◆ **VORLIEGENDER TEXT**
Man möchte Distelmeyer heute Distel oder Jodi nennen dürfen oder sonstwie zu was ordentlich Schockendem stauchen, damit es besser passt, zu Sido, dem „super-intelligentem Drogenopfer“. Es muss ja kein Showbattle werden zwischen den beiden. Wird es auch nicht. Aber wie klingt das denn: Jochen Distelmeyer trifft Sido?! Alfred Biolek trifft den Silver Surfer. Sigmund Freud trifft Evil Knievel. Also: Es klingt wie es klingt. Nach einem Treffen zweier Künstler aus verschiedenen Welten.
Könnt Ihr Euch daran erinnern, wann Ihr zum ersten Mal vom anderen gehört habt?
Sido: Ich kannte zumindest den Namen Blumfeld. Die Musik war aber nicht meine Musik. Aber Du hast doch auch diesen Song gemacht, wo so’n Molotowcocktail in Zeitlupe gegen die Wand fliegt … Wie hieß der noch mal?
Jochen Distelmeyer: „Wohin mit dem Hass?“.
Sido: Ja, das fand ich krass. Da wusste ich auch nicht, dass Du der Typ von Blumfeld bist. Ich habe das jedem in meinem Umfeld gezeigt, bei Facebook gepostet und so. Aber es hat nicht so viel Anklang gefunden.

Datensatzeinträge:
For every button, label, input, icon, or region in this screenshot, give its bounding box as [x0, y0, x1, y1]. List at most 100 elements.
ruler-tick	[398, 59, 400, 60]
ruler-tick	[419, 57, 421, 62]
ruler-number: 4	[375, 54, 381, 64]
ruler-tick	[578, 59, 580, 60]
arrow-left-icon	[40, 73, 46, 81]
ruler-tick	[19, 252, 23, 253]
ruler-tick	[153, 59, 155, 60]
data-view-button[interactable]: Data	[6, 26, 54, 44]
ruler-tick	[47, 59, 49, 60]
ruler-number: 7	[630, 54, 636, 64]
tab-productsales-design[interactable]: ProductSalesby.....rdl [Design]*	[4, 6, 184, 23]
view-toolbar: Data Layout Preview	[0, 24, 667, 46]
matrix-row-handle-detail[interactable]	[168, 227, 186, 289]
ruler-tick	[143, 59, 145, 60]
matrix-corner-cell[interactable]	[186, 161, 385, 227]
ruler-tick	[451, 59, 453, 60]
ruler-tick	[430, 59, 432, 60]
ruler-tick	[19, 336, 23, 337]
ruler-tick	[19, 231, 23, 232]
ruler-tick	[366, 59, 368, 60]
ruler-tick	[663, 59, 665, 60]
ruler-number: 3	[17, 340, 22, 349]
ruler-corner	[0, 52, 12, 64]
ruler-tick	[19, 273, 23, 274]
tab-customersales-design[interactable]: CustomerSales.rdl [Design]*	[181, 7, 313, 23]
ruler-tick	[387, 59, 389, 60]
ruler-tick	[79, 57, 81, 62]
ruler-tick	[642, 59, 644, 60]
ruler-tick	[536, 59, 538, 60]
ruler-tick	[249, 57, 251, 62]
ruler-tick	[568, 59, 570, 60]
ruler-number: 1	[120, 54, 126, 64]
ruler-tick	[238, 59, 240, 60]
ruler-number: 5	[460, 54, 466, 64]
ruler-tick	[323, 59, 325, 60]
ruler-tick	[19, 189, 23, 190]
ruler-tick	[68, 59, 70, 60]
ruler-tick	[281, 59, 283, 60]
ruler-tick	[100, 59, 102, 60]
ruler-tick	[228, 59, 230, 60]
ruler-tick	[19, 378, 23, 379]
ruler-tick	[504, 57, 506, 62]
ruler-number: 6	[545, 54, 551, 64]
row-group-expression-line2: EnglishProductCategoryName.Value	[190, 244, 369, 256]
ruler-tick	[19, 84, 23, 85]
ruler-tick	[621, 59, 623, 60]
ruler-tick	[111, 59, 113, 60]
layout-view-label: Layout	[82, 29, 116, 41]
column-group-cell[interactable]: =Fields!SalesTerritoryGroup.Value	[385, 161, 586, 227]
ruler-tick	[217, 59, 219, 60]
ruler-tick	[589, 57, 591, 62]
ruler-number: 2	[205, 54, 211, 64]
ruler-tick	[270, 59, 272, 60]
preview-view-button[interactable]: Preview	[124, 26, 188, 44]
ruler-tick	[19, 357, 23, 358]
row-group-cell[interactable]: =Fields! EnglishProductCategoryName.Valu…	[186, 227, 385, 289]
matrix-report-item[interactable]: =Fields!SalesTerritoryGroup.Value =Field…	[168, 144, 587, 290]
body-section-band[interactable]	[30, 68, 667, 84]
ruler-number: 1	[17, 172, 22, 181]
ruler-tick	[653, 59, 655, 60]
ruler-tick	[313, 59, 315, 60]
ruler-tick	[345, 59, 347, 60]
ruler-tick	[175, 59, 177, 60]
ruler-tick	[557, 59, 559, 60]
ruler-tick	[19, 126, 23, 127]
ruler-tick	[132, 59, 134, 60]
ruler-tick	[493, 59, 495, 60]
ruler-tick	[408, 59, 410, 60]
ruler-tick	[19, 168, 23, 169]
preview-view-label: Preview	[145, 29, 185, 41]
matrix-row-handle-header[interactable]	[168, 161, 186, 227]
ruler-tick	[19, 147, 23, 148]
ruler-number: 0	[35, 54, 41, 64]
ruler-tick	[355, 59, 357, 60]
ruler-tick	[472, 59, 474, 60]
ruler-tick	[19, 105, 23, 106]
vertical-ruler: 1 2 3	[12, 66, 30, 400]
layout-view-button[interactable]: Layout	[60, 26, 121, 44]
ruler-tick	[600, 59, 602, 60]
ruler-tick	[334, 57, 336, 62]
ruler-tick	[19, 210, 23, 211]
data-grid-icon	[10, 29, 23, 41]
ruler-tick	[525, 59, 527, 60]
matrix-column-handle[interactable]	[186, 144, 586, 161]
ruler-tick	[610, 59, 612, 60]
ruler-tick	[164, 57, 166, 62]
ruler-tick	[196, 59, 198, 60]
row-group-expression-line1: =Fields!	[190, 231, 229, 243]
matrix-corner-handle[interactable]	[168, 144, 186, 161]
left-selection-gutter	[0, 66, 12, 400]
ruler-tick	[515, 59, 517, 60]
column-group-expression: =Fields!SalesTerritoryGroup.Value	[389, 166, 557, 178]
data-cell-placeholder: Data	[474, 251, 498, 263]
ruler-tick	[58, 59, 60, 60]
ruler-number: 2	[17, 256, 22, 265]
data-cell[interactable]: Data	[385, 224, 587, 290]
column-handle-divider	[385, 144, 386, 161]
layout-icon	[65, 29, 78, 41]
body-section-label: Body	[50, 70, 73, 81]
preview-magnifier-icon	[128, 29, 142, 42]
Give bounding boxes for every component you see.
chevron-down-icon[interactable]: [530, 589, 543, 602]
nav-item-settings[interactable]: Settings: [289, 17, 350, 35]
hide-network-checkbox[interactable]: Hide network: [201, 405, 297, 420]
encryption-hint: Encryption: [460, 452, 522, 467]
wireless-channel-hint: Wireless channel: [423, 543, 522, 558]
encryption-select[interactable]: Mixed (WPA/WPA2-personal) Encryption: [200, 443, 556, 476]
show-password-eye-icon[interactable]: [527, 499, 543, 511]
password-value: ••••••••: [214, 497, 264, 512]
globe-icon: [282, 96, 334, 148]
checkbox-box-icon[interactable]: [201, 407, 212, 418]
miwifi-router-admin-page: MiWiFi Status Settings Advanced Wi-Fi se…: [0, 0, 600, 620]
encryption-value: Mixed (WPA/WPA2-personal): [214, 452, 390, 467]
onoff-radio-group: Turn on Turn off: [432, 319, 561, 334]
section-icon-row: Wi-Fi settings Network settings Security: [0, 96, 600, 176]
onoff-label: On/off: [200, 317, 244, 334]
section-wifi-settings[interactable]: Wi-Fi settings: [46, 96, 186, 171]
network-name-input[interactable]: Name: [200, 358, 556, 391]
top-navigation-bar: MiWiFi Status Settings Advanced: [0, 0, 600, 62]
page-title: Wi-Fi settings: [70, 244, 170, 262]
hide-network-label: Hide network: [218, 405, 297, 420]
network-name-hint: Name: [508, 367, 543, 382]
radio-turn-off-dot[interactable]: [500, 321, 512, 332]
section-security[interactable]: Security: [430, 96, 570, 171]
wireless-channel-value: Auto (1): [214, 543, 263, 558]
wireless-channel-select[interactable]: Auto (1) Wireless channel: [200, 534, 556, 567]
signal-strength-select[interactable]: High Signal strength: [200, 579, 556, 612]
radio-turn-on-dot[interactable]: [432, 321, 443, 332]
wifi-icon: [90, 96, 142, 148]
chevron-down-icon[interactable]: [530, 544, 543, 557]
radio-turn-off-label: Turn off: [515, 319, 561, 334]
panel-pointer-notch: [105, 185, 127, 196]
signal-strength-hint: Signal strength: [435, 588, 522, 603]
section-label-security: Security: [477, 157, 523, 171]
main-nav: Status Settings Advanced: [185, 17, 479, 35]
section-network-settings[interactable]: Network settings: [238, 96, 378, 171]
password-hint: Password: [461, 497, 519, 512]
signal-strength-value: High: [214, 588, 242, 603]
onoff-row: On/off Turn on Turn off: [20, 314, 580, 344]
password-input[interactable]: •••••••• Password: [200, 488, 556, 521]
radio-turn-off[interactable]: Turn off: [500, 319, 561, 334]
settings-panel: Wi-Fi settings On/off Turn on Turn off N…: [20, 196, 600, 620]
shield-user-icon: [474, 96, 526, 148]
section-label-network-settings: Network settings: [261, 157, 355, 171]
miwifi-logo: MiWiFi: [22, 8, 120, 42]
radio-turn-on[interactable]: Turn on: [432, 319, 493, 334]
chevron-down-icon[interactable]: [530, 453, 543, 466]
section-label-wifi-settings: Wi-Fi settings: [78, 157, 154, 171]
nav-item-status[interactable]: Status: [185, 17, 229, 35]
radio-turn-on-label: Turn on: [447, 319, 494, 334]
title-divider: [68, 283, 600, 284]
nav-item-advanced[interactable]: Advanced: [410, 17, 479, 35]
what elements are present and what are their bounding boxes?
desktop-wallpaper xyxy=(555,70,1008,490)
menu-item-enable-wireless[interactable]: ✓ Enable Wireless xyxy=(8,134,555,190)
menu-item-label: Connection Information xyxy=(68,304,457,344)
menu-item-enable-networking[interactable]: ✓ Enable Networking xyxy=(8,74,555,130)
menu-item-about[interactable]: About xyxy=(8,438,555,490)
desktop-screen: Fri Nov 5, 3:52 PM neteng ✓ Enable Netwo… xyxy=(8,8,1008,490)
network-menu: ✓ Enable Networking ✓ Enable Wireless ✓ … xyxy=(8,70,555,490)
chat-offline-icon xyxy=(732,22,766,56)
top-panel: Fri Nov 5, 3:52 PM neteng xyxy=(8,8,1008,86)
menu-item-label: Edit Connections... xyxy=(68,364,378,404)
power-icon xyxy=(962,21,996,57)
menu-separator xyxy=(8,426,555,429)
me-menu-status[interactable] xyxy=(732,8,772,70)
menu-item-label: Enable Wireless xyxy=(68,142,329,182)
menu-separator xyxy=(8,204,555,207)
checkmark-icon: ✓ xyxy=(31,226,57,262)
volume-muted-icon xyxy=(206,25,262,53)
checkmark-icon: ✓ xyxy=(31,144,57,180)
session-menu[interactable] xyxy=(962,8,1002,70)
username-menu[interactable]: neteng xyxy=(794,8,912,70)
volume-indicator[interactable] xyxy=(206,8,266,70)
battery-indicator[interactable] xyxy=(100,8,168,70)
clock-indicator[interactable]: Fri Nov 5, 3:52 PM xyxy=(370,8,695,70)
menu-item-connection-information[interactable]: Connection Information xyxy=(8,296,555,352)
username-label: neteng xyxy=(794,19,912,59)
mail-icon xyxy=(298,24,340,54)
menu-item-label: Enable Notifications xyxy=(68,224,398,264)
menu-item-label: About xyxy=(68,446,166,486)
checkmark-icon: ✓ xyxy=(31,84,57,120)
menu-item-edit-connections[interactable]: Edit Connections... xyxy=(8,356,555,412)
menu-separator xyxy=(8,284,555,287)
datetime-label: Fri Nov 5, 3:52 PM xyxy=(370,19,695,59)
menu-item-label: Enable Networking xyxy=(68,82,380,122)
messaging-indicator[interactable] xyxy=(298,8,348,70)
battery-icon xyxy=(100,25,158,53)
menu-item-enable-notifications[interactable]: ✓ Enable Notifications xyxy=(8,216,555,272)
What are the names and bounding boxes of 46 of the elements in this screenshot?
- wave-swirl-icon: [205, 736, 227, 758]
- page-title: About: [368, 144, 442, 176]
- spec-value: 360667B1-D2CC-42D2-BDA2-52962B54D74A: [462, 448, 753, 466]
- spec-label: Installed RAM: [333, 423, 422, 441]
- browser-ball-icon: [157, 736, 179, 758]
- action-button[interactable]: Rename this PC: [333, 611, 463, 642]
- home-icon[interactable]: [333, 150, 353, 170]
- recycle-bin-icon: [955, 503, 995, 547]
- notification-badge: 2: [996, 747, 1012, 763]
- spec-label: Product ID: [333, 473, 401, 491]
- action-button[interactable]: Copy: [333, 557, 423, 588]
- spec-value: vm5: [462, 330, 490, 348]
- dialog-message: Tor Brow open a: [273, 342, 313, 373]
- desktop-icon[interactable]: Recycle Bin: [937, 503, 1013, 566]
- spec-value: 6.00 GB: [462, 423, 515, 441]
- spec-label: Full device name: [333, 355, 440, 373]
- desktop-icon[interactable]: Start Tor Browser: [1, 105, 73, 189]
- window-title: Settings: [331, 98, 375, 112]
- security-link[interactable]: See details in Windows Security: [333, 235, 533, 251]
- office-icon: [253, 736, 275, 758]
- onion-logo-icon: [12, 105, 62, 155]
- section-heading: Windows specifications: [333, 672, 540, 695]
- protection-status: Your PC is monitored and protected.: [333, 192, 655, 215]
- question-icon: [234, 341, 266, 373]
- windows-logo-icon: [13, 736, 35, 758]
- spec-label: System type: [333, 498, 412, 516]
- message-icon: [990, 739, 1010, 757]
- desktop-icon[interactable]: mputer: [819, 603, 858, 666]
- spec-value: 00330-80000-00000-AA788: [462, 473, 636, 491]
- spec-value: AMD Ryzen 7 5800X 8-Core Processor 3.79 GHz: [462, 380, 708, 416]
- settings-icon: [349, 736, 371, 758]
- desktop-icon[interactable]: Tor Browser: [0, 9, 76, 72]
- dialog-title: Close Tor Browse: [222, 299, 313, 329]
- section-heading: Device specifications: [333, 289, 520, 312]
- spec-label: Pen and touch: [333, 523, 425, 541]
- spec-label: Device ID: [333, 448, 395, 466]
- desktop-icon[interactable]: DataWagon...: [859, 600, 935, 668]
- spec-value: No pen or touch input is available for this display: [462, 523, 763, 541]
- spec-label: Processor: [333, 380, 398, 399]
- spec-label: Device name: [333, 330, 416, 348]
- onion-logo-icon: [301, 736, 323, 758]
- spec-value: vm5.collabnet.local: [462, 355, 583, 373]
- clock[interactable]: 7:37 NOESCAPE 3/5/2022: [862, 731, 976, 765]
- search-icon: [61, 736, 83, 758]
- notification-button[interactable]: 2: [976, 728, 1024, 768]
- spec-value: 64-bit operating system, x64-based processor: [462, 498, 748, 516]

◆ **ARBEITSAUFTRAG**
Entscheiden Sie für jede Aussage, ob sie mit dem vorliegenden Text übereinstimmt, und antworten Sie jeweils mit Ja oder Nein samt den ausschlaggebenden Worten als wörtlichem Zitat: (a) Sido mochte die Musik von Blumfeld. (b) Der Song mit dem Molotowcocktail in Zeitlupe heißt „Wohin mit dem Hass?“. (c) Sidos Facebook-Beitrag zu dem Song stieß auf viel Anklang. Stützen Sie sich ausschließlich auf den vorliegenden Text.

◆ **LÖSUNG**
(a) Nein: „Die Musik war aber nicht meine Musik.“
(b) Ja: „Wohin mit dem Hass?“
(c) Nein: „Aber es hat nicht so viel Anklang gefunden.“